#### WHAT IS ASKED
Work out how many lines of the listing hold the string "arrow". Answer with that number alone.

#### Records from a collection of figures
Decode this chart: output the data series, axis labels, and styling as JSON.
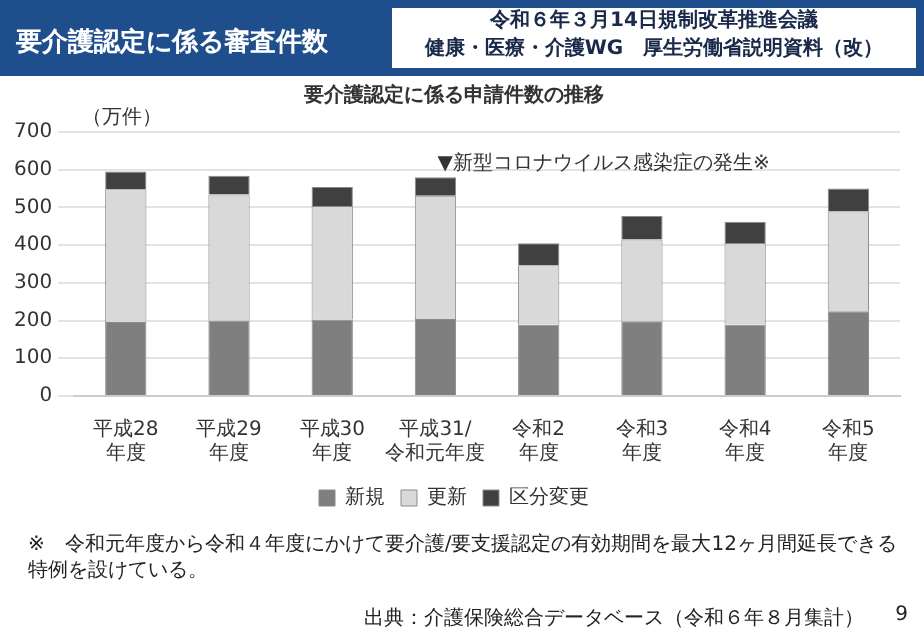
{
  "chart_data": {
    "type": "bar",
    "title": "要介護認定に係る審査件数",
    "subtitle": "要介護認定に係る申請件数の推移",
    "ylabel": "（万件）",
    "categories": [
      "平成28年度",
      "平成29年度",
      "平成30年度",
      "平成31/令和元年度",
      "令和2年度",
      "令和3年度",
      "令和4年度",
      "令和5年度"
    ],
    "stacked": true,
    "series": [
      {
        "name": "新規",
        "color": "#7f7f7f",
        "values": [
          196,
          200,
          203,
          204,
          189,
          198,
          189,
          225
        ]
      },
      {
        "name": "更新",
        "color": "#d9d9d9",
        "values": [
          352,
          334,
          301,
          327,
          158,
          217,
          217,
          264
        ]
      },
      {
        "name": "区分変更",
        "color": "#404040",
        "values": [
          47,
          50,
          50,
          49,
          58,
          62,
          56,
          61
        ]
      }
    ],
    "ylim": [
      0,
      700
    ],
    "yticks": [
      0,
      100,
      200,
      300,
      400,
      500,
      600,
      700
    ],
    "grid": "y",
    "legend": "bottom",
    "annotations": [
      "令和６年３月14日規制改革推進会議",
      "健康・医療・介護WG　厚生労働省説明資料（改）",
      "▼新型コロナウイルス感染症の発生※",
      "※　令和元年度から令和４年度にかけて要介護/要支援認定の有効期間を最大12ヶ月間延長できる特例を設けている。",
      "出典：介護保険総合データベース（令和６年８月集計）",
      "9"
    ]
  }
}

* * *

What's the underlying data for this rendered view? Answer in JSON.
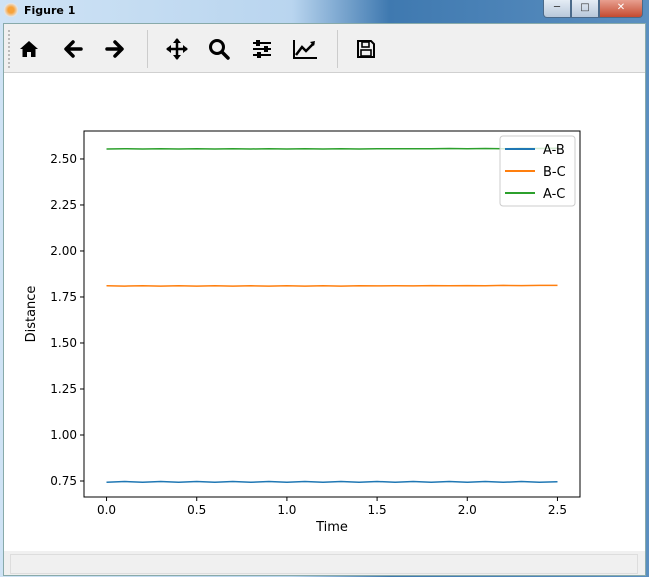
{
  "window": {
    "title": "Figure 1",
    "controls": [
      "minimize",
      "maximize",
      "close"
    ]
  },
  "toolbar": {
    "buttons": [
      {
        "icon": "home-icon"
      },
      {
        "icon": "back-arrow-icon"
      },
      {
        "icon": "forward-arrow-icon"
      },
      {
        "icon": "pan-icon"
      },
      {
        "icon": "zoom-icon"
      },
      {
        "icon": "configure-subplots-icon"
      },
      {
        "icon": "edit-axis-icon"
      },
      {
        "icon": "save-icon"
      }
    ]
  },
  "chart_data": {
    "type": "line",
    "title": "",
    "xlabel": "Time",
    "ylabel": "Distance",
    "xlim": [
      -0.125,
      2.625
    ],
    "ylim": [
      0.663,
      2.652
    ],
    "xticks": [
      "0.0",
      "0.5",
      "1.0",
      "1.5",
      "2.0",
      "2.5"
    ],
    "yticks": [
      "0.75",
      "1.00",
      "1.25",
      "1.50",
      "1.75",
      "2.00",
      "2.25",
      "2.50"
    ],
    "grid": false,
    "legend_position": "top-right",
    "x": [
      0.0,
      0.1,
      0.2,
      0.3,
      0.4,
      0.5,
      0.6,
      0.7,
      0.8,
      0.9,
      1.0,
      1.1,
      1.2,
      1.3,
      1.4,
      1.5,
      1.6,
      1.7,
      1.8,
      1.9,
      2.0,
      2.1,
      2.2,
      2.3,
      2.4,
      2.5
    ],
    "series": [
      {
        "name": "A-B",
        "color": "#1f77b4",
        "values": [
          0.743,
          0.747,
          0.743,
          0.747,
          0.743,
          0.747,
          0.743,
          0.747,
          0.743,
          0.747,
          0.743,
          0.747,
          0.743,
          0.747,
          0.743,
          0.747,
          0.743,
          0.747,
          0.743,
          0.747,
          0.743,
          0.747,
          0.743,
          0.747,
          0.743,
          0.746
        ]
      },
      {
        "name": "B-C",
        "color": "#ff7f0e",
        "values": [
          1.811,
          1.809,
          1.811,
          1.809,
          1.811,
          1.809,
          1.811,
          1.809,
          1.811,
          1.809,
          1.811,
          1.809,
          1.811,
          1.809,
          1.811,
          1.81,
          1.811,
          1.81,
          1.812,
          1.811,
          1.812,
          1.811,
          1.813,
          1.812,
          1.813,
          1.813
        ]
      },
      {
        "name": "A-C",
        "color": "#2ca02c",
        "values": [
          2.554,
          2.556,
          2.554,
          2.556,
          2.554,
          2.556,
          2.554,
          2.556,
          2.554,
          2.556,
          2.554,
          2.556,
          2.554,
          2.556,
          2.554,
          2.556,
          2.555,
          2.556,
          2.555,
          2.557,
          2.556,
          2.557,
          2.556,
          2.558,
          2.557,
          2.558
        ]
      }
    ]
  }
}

...

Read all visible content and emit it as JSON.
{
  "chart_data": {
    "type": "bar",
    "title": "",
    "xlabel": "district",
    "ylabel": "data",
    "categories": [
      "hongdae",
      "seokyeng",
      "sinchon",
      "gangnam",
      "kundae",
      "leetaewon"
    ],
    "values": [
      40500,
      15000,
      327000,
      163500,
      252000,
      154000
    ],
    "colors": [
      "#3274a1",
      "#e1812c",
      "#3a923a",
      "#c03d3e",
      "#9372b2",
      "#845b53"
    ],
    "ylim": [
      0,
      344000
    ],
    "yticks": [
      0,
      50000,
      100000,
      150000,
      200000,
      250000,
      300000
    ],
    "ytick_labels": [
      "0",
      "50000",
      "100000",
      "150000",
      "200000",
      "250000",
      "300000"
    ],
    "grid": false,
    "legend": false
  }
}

#### SOLUTION FOR THIS EXERCISE
2